Records from a data collection:
┄┄┄┄┄┄

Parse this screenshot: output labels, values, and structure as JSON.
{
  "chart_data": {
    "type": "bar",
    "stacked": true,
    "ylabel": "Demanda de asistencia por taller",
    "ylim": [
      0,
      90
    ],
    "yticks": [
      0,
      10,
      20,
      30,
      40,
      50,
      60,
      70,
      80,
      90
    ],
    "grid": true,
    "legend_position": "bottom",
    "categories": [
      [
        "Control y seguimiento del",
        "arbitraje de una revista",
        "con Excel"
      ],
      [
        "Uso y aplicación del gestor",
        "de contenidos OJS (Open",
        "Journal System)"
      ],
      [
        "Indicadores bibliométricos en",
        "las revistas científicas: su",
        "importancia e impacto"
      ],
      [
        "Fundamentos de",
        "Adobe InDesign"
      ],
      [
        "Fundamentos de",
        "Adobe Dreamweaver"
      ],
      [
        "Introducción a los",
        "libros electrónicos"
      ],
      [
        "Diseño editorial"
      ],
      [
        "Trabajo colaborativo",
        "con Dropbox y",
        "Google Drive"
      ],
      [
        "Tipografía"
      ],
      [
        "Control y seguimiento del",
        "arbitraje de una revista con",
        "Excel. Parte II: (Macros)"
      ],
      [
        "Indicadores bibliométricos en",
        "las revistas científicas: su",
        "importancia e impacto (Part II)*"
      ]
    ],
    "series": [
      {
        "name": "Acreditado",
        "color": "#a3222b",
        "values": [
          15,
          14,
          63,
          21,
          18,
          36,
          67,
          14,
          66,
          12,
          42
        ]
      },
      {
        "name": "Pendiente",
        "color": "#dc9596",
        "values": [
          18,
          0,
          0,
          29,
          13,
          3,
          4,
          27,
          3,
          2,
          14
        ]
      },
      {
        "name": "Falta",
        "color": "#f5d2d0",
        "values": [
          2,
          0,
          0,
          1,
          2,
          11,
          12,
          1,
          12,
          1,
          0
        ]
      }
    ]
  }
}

┄┄┄┄┄┄

Pick out and copy the lines of the entries that hold the string "importancia".

        "importancia e impacto"
        "importancia e impacto (Part II)*"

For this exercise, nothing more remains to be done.